(Records excerpted from a collection)
———
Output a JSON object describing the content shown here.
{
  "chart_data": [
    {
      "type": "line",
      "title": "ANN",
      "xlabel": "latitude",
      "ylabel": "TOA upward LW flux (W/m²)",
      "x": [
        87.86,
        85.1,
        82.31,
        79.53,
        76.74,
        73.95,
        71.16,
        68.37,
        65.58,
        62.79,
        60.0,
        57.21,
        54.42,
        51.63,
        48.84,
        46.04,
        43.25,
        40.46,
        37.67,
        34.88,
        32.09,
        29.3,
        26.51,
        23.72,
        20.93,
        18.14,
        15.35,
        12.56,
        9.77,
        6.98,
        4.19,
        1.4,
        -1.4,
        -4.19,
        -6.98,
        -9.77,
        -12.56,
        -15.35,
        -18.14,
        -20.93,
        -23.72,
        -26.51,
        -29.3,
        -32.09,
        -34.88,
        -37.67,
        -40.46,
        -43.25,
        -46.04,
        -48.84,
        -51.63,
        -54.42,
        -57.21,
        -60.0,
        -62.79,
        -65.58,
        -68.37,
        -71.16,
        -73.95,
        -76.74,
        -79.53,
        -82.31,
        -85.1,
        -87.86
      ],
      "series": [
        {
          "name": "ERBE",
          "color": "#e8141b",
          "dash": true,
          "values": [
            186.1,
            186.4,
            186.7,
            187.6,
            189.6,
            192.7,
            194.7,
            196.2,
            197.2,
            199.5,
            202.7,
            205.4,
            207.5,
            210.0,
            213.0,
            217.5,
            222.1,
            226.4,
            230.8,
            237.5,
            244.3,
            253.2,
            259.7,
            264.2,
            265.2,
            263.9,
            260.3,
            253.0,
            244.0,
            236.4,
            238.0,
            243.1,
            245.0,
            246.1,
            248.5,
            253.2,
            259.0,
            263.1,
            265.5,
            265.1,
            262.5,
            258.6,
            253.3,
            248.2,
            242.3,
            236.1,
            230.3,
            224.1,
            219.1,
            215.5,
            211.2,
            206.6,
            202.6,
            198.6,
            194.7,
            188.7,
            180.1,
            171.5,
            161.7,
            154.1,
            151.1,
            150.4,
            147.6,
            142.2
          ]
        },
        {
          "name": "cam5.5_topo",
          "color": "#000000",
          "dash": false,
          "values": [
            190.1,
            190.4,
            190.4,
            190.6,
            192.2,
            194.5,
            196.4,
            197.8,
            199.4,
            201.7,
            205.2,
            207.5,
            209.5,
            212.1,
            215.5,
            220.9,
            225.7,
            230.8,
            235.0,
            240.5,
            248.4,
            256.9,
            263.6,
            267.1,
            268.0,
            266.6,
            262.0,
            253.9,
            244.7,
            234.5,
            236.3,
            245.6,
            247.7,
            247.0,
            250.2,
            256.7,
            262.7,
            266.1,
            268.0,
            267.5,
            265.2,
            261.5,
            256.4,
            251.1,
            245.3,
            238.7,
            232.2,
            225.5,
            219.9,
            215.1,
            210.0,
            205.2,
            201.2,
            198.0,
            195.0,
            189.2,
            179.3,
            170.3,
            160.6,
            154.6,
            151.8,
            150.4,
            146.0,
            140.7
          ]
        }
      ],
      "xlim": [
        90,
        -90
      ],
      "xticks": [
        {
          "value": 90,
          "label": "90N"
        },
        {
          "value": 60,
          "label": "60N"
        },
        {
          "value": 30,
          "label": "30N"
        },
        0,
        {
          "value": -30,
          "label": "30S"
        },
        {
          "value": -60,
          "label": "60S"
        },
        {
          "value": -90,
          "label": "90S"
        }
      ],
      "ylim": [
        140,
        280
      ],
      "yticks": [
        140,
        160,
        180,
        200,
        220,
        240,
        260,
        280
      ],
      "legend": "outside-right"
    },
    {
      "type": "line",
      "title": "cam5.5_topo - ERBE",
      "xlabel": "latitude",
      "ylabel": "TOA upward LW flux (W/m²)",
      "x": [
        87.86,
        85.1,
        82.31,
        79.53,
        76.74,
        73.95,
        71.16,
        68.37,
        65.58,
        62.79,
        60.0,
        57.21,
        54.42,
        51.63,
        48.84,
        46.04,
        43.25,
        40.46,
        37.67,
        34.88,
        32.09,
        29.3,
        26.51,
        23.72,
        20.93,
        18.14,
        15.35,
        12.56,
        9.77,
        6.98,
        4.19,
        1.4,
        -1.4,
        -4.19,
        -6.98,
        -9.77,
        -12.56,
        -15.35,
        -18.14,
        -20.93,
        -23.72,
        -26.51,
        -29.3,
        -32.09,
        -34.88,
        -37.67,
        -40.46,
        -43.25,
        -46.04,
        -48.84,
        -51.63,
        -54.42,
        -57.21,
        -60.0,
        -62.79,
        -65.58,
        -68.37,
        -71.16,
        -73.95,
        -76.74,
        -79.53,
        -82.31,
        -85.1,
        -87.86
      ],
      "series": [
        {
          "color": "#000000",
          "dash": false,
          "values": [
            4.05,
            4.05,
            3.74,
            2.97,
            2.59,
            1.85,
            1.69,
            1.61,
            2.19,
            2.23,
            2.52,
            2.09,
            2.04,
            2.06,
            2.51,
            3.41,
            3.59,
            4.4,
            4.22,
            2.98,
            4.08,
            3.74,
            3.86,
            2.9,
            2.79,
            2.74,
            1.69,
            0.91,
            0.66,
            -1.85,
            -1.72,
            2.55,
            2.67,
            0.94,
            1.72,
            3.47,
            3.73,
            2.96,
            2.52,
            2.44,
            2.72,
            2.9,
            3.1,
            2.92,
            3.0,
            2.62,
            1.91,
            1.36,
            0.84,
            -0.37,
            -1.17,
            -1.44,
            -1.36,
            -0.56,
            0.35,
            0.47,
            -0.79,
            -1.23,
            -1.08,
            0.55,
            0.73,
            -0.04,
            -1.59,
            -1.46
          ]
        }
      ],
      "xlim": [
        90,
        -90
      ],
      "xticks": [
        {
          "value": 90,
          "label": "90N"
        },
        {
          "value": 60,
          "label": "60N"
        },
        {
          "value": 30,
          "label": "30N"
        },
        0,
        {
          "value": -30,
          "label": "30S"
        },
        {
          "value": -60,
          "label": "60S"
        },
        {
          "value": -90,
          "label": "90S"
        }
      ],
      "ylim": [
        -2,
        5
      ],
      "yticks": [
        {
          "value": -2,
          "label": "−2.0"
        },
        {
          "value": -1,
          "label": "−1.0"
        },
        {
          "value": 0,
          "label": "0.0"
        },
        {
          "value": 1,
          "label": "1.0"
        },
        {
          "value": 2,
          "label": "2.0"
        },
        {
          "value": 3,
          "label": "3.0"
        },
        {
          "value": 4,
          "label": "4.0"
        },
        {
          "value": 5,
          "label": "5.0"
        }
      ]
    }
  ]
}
———
Your instructions: Please repeat all the records above exactly as they appear.

Response to the exercise:
Output a JSON object describing the content shown here.
{
  "chart_data": [
    {
      "type": "line",
      "title": "ANN",
      "xlabel": "latitude",
      "ylabel": "TOA upward LW flux (W/m²)",
      "x": [
        87.86,
        85.1,
        82.31,
        79.53,
        76.74,
        73.95,
        71.16,
        68.37,
        65.58,
        62.79,
        60.0,
        57.21,
        54.42,
        51.63,
        48.84,
        46.04,
        43.25,
        40.46,
        37.67,
        34.88,
        32.09,
        29.3,
        26.51,
        23.72,
        20.93,
        18.14,
        15.35,
        12.56,
        9.77,
        6.98,
        4.19,
        1.4,
        -1.4,
        -4.19,
        -6.98,
        -9.77,
        -12.56,
        -15.35,
        -18.14,
        -20.93,
        -23.72,
        -26.51,
        -29.3,
        -32.09,
        -34.88,
        -37.67,
        -40.46,
        -43.25,
        -46.04,
        -48.84,
        -51.63,
        -54.42,
        -57.21,
        -60.0,
        -62.79,
        -65.58,
        -68.37,
        -71.16,
        -73.95,
        -76.74,
        -79.53,
        -82.31,
        -85.1,
        -87.86
      ],
      "series": [
        {
          "name": "ERBE",
          "color": "#e8141b",
          "dash": true,
          "values": [
            186.1,
            186.4,
            186.7,
            187.6,
            189.6,
            192.7,
            194.7,
            196.2,
            197.2,
            199.5,
            202.7,
            205.4,
            207.5,
            210.0,
            213.0,
            217.5,
            222.1,
            226.4,
            230.8,
            237.5,
            244.3,
            253.2,
            259.7,
            264.2,
            265.2,
            263.9,
            260.3,
            253.0,
            244.0,
            236.4,
            238.0,
            243.1,
            245.0,
            246.1,
            248.5,
            253.2,
            259.0,
            263.1,
            265.5,
            265.1,
            262.5,
            258.6,
            253.3,
            248.2,
            242.3,
            236.1,
            230.3,
            224.1,
            219.1,
            215.5,
            211.2,
            206.6,
            202.6,
            198.6,
            194.7,
            188.7,
            180.1,
            171.5,
            161.7,
            154.1,
            151.1,
            150.4,
            147.6,
            142.2
          ]
        },
        {
          "name": "cam5.5_topo",
          "color": "#000000",
          "dash": false,
          "values": [
            190.1,
            190.4,
            190.4,
            190.6,
            192.2,
            194.5,
            196.4,
            197.8,
            199.4,
            201.7,
            205.2,
            207.5,
            209.5,
            212.1,
            215.5,
            220.9,
            225.7,
            230.8,
            235.0,
            240.5,
            248.4,
            256.9,
            263.6,
            267.1,
            268.0,
            266.6,
            262.0,
            253.9,
            244.7,
            234.5,
            236.3,
            245.6,
            247.7,
            247.0,
            250.2,
            256.7,
            262.7,
            266.1,
            268.0,
            267.5,
            265.2,
            261.5,
            256.4,
            251.1,
            245.3,
            238.7,
            232.2,
            225.5,
            219.9,
            215.1,
            210.0,
            205.2,
            201.2,
            198.0,
            195.0,
            189.2,
            179.3,
            170.3,
            160.6,
            154.6,
            151.8,
            150.4,
            146.0,
            140.7
          ]
        }
      ],
      "xlim": [
        90,
        -90
      ],
      "xticks": [
        {
          "value": 90,
          "label": "90N"
        },
        {
          "value": 60,
          "label": "60N"
        },
        {
          "value": 30,
          "label": "30N"
        },
        0,
        {
          "value": -30,
          "label": "30S"
        },
        {
          "value": -60,
          "label": "60S"
        },
        {
          "value": -90,
          "label": "90S"
        }
      ],
      "ylim": [
        140,
        280
      ],
      "yticks": [
        140,
        160,
        180,
        200,
        220,
        240,
        260,
        280
      ],
      "legend": "outside-right"
    },
    {
      "type": "line",
      "title": "cam5.5_topo - ERBE",
      "xlabel": "latitude",
      "ylabel": "TOA upward LW flux (W/m²)",
      "x": [
        87.86,
        85.1,
        82.31,
        79.53,
        76.74,
        73.95,
        71.16,
        68.37,
        65.58,
        62.79,
        60.0,
        57.21,
        54.42,
        51.63,
        48.84,
        46.04,
        43.25,
        40.46,
        37.67,
        34.88,
        32.09,
        29.3,
        26.51,
        23.72,
        20.93,
        18.14,
        15.35,
        12.56,
        9.77,
        6.98,
        4.19,
        1.4,
        -1.4,
        -4.19,
        -6.98,
        -9.77,
        -12.56,
        -15.35,
        -18.14,
        -20.93,
        -23.72,
        -26.51,
        -29.3,
        -32.09,
        -34.88,
        -37.67,
        -40.46,
        -43.25,
        -46.04,
        -48.84,
        -51.63,
        -54.42,
        -57.21,
        -60.0,
        -62.79,
        -65.58,
        -68.37,
        -71.16,
        -73.95,
        -76.74,
        -79.53,
        -82.31,
        -85.1,
        -87.86
      ],
      "series": [
        {
          "color": "#000000",
          "dash": false,
          "values": [
            4.05,
            4.05,
            3.74,
            2.97,
            2.59,
            1.85,
            1.69,
            1.61,
            2.19,
            2.23,
            2.52,
            2.09,
            2.04,
            2.06,
            2.51,
            3.41,
            3.59,
            4.4,
            4.22,
            2.98,
            4.08,
            3.74,
            3.86,
            2.9,
            2.79,
            2.74,
            1.69,
            0.91,
            0.66,
            -1.85,
            -1.72,
            2.55,
            2.67,
            0.94,
            1.72,
            3.47,
            3.73,
            2.96,
            2.52,
            2.44,
            2.72,
            2.9,
            3.1,
            2.92,
            3.0,
            2.62,
            1.91,
            1.36,
            0.84,
            -0.37,
            -1.17,
            -1.44,
            -1.36,
            -0.56,
            0.35,
            0.47,
            -0.79,
            -1.23,
            -1.08,
            0.55,
            0.73,
            -0.04,
            -1.59,
            -1.46
          ]
        }
      ],
      "xlim": [
        90,
        -90
      ],
      "xticks": [
        {
          "value": 90,
          "label": "90N"
        },
        {
          "value": 60,
          "label": "60N"
        },
        {
          "value": 30,
          "label": "30N"
        },
        0,
        {
          "value": -30,
          "label": "30S"
        },
        {
          "value": -60,
          "label": "60S"
        },
        {
          "value": -90,
          "label": "90S"
        }
      ],
      "ylim": [
        -2,
        5
      ],
      "yticks": [
        {
          "value": -2,
          "label": "−2.0"
        },
        {
          "value": -1,
          "label": "−1.0"
        },
        {
          "value": 0,
          "label": "0.0"
        },
        {
          "value": 1,
          "label": "1.0"
        },
        {
          "value": 2,
          "label": "2.0"
        },
        {
          "value": 3,
          "label": "3.0"
        },
        {
          "value": 4,
          "label": "4.0"
        },
        {
          "value": 5,
          "label": "5.0"
        }
      ]
    }
  ]
}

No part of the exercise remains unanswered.